>>>
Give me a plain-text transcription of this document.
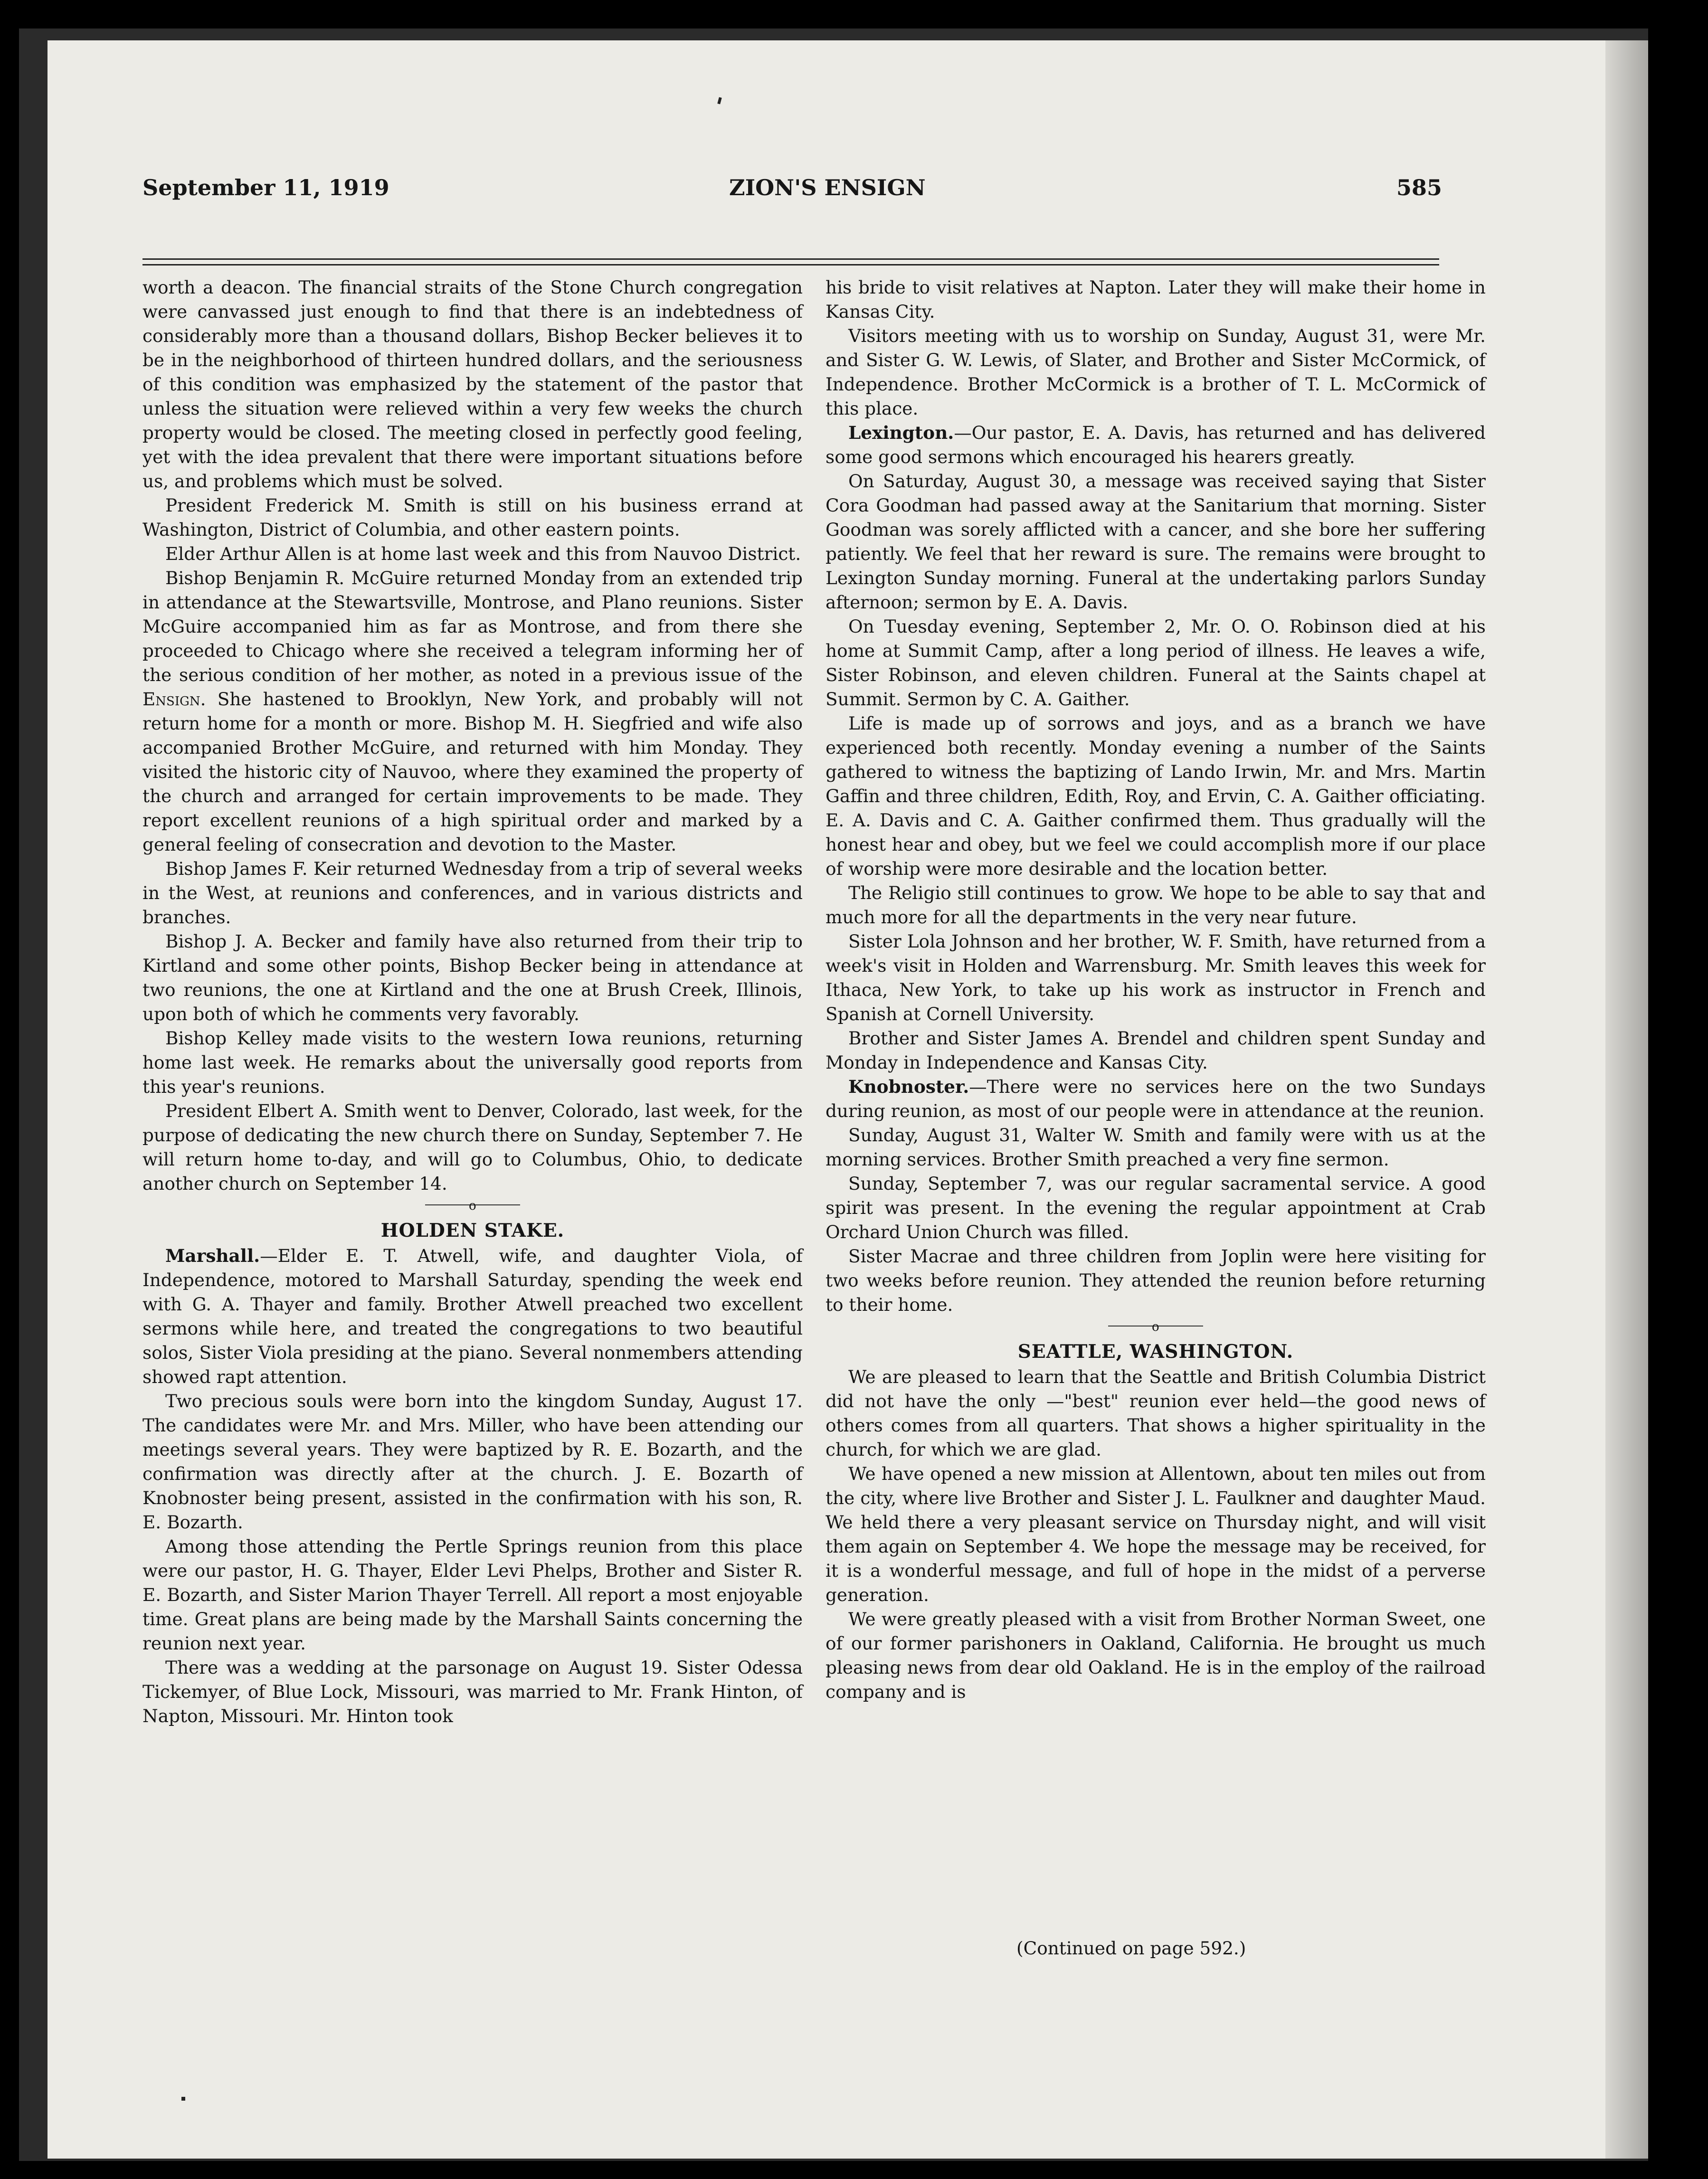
September 11, 1919	ZION'S ENSIGN	585

worth a deacon. The financial straits of the Stone Church congregation were canvassed just enough to find that there is an indebtedness of considerably more than a thousand dollars, Bishop Becker believes it to be in the neighborhood of thirteen hundred dollars, and the seriousness of this condition was emphasized by the statement of the pastor that unless the situation were relieved within a very few weeks the church property would be closed. The meeting closed in perfectly good feeling, yet with the idea prevalent that there were important situations before us, and problems which must be solved.

President Frederick M. Smith is still on his business errand at Washington, District of Columbia, and other eastern points.

Elder Arthur Allen is at home last week and this from Nauvoo District.

Bishop Benjamin R. McGuire returned Monday from an extended trip in attendance at the Stewartsville, Montrose, and Plano reunions. Sister McGuire accompanied him as far as Montrose, and from there she proceeded to Chicago where she received a telegram informing her of the serious condition of her mother, as noted in a previous issue of the Ensign. She hastened to Brooklyn, New York, and probably will not return home for a month or more. Bishop M. H. Siegfried and wife also accompanied Brother McGuire, and returned with him Monday. They visited the historic city of Nauvoo, where they examined the property of the church and arranged for certain improvements to be made. They report excellent reunions of a high spiritual order and marked by a general feeling of consecration and devotion to the Master.

Bishop James F. Keir returned Wednesday from a trip of several weeks in the West, at reunions and conferences, and in various districts and branches.

Bishop J. A. Becker and family have also returned from their trip to Kirtland and some other points, Bishop Becker being in attendance at two reunions, the one at Kirtland and the one at Brush Creek, Illinois, upon both of which he comments very favorably.

Bishop Kelley made visits to the western Iowa reunions, returning home last week. He remarks about the universally good reports from this year's reunions.

President Elbert A. Smith went to Denver, Colorado, last week, for the purpose of dedicating the new church there on Sunday, September 7. He will return home to-day, and will go to Columbus, Ohio, to dedicate another church on September 14.

o
HOLDEN STAKE.

Marshall.—Elder E. T. Atwell, wife, and daughter Viola, of Independence, motored to Marshall Saturday, spending the week end with G. A. Thayer and family. Brother Atwell preached two excellent sermons while here, and treated the congregations to two beautiful solos, Sister Viola presiding at the piano. Several nonmembers attending showed rapt attention.

Two precious souls were born into the kingdom Sunday, August 17. The candidates were Mr. and Mrs. Miller, who have been attending our meetings several years. They were baptized by R. E. Bozarth, and the confirmation was directly after at the church. J. E. Bozarth of Knobnoster being present, assisted in the confirmation with his son, R. E. Bozarth.

Among those attending the Pertle Springs reunion from this place were our pastor, H. G. Thayer, Elder Levi Phelps, Brother and Sister R. E. Bozarth, and Sister Marion Thayer Terrell. All report a most enjoyable time. Great plans are being made by the Marshall Saints concerning the reunion next year.

There was a wedding at the parsonage on August 19. Sister Odessa Tickemyer, of Blue Lock, Missouri, was married to Mr. Frank Hinton, of Napton, Missouri. Mr. Hinton took

his bride to visit relatives at Napton. Later they will make their home in Kansas City.

Visitors meeting with us to worship on Sunday, August 31, were Mr. and Sister G. W. Lewis, of Slater, and Brother and Sister McCormick, of Independence. Brother McCormick is a brother of T. L. McCormick of this place.

Lexington.—Our pastor, E. A. Davis, has returned and has delivered some good sermons which encouraged his hearers greatly.

On Saturday, August 30, a message was received saying that Sister Cora Goodman had passed away at the Sanitarium that morning. Sister Goodman was sorely afflicted with a cancer, and she bore her suffering patiently. We feel that her reward is sure. The remains were brought to Lexington Sunday morning. Funeral at the undertaking parlors Sunday afternoon; sermon by E. A. Davis.

On Tuesday evening, September 2, Mr. O. O. Robinson died at his home at Summit Camp, after a long period of illness. He leaves a wife, Sister Robinson, and eleven children. Funeral at the Saints chapel at Summit. Sermon by C. A. Gaither.

Life is made up of sorrows and joys, and as a branch we have experienced both recently. Monday evening a number of the Saints gathered to witness the baptizing of Lando Irwin, Mr. and Mrs. Martin Gaffin and three children, Edith, Roy, and Ervin, C. A. Gaither officiating. E. A. Davis and C. A. Gaither confirmed them. Thus gradually will the honest hear and obey, but we feel we could accomplish more if our place of worship were more desirable and the location better.

The Religio still continues to grow. We hope to be able to say that and much more for all the departments in the very near future.

Sister Lola Johnson and her brother, W. F. Smith, have returned from a week's visit in Holden and Warrensburg. Mr. Smith leaves this week for Ithaca, New York, to take up his work as instructor in French and Spanish at Cornell University.

Brother and Sister James A. Brendel and children spent Sunday and Monday in Independence and Kansas City.

Knobnoster.—There were no services here on the two Sundays during reunion, as most of our people were in attendance at the reunion.

Sunday, August 31, Walter W. Smith and family were with us at the morning services. Brother Smith preached a very fine sermon.

Sunday, September 7, was our regular sacramental service. A good spirit was present. In the evening the regular appointment at Crab Orchard Union Church was filled.

Sister Macrae and three children from Joplin were here visiting for two weeks before reunion. They attended the reunion before returning to their home.

o
SEATTLE, WASHINGTON.

We are pleased to learn that the Seattle and British Columbia District did not have the only —"best" reunion ever held—the good news of others comes from all quarters. That shows a higher spirituality in the church, for which we are glad.

We have opened a new mission at Allentown, about ten miles out from the city, where live Brother and Sister J. L. Faulkner and daughter Maud. We held there a very pleasant service on Thursday night, and will visit them again on September 4. We hope the message may be received, for it is a wonderful message, and full of hope in the midst of a perverse generation.

We were greatly pleased with a visit from Brother Norman Sweet, one of our former parishoners in Oakland, California. He brought us much pleasing news from dear old Oakland. He is in the employ of the railroad company and is

(Continued on page 592.)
<<<
(Exercise aim)
Return each line from the material above exactly, but not the pictures.

(Answer to the task)
Give me a plain-text transcription of this document.
September 11, 1919	ZION'S ENSIGN	585

worth a deacon. The financial straits of the Stone Church congregation were canvassed just enough to find that there is an indebtedness of considerably more than a thousand dollars, Bishop Becker believes it to be in the neighborhood of thirteen hundred dollars, and the seriousness of this condition was emphasized by the statement of the pastor that unless the situation were relieved within a very few weeks the church property would be closed. The meeting closed in perfectly good feeling, yet with the idea prevalent that there were important situations before us, and problems which must be solved.

President Frederick M. Smith is still on his business errand at Washington, District of Columbia, and other eastern points.

Elder Arthur Allen is at home last week and this from Nauvoo District.

Bishop Benjamin R. McGuire returned Monday from an extended trip in attendance at the Stewartsville, Montrose, and Plano reunions. Sister McGuire accompanied him as far as Montrose, and from there she proceeded to Chicago where she received a telegram informing her of the serious condition of her mother, as noted in a previous issue of the Ensign. She hastened to Brooklyn, New York, and probably will not return home for a month or more. Bishop M. H. Siegfried and wife also accompanied Brother McGuire, and returned with him Monday. They visited the historic city of Nauvoo, where they examined the property of the church and arranged for certain improvements to be made. They report excellent reunions of a high spiritual order and marked by a general feeling of consecration and devotion to the Master.

Bishop James F. Keir returned Wednesday from a trip of several weeks in the West, at reunions and conferences, and in various districts and branches.

Bishop J. A. Becker and family have also returned from their trip to Kirtland and some other points, Bishop Becker being in attendance at two reunions, the one at Kirtland and the one at Brush Creek, Illinois, upon both of which he comments very favorably.

Bishop Kelley made visits to the western Iowa reunions, returning home last week. He remarks about the universally good reports from this year's reunions.

President Elbert A. Smith went to Denver, Colorado, last week, for the purpose of dedicating the new church there on Sunday, September 7. He will return home to-day, and will go to Columbus, Ohio, to dedicate another church on September 14.

o
HOLDEN STAKE.

Marshall.—Elder E. T. Atwell, wife, and daughter Viola, of Independence, motored to Marshall Saturday, spending the week end with G. A. Thayer and family. Brother Atwell preached two excellent sermons while here, and treated the congregations to two beautiful solos, Sister Viola presiding at the piano. Several nonmembers attending showed rapt attention.

Two precious souls were born into the kingdom Sunday, August 17. The candidates were Mr. and Mrs. Miller, who have been attending our meetings several years. They were baptized by R. E. Bozarth, and the confirmation was directly after at the church. J. E. Bozarth of Knobnoster being present, assisted in the confirmation with his son, R. E. Bozarth.

Among those attending the Pertle Springs reunion from this place were our pastor, H. G. Thayer, Elder Levi Phelps, Brother and Sister R. E. Bozarth, and Sister Marion Thayer Terrell. All report a most enjoyable time. Great plans are being made by the Marshall Saints concerning the reunion next year.

There was a wedding at the parsonage on August 19. Sister Odessa Tickemyer, of Blue Lock, Missouri, was married to Mr. Frank Hinton, of Napton, Missouri. Mr. Hinton took

his bride to visit relatives at Napton. Later they will make their home in Kansas City.

Visitors meeting with us to worship on Sunday, August 31, were Mr. and Sister G. W. Lewis, of Slater, and Brother and Sister McCormick, of Independence. Brother McCormick is a brother of T. L. McCormick of this place.

Lexington.—Our pastor, E. A. Davis, has returned and has delivered some good sermons which encouraged his hearers greatly.

On Saturday, August 30, a message was received saying that Sister Cora Goodman had passed away at the Sanitarium that morning. Sister Goodman was sorely afflicted with a cancer, and she bore her suffering patiently. We feel that her reward is sure. The remains were brought to Lexington Sunday morning. Funeral at the undertaking parlors Sunday afternoon; sermon by E. A. Davis.

On Tuesday evening, September 2, Mr. O. O. Robinson died at his home at Summit Camp, after a long period of illness. He leaves a wife, Sister Robinson, and eleven children. Funeral at the Saints chapel at Summit. Sermon by C. A. Gaither.

Life is made up of sorrows and joys, and as a branch we have experienced both recently. Monday evening a number of the Saints gathered to witness the baptizing of Lando Irwin, Mr. and Mrs. Martin Gaffin and three children, Edith, Roy, and Ervin, C. A. Gaither officiating. E. A. Davis and C. A. Gaither confirmed them. Thus gradually will the honest hear and obey, but we feel we could accomplish more if our place of worship were more desirable and the location better.

The Religio still continues to grow. We hope to be able to say that and much more for all the departments in the very near future.

Sister Lola Johnson and her brother, W. F. Smith, have returned from a week's visit in Holden and Warrensburg. Mr. Smith leaves this week for Ithaca, New York, to take up his work as instructor in French and Spanish at Cornell University.

Brother and Sister James A. Brendel and children spent Sunday and Monday in Independence and Kansas City.

Knobnoster.—There were no services here on the two Sundays during reunion, as most of our people were in attendance at the reunion.

Sunday, August 31, Walter W. Smith and family were with us at the morning services. Brother Smith preached a very fine sermon.

Sunday, September 7, was our regular sacramental service. A good spirit was present. In the evening the regular appointment at Crab Orchard Union Church was filled.

Sister Macrae and three children from Joplin were here visiting for two weeks before reunion. They attended the reunion before returning to their home.

o
SEATTLE, WASHINGTON.

We are pleased to learn that the Seattle and British Columbia District did not have the only —"best" reunion ever held—the good news of others comes from all quarters. That shows a higher spirituality in the church, for which we are glad.

We have opened a new mission at Allentown, about ten miles out from the city, where live Brother and Sister J. L. Faulkner and daughter Maud. We held there a very pleasant service on Thursday night, and will visit them again on September 4. We hope the message may be received, for it is a wonderful message, and full of hope in the midst of a perverse generation.

We were greatly pleased with a visit from Brother Norman Sweet, one of our former parishoners in Oakland, California. He brought us much pleasing news from dear old Oakland. He is in the employ of the railroad company and is

(Continued on page 592.)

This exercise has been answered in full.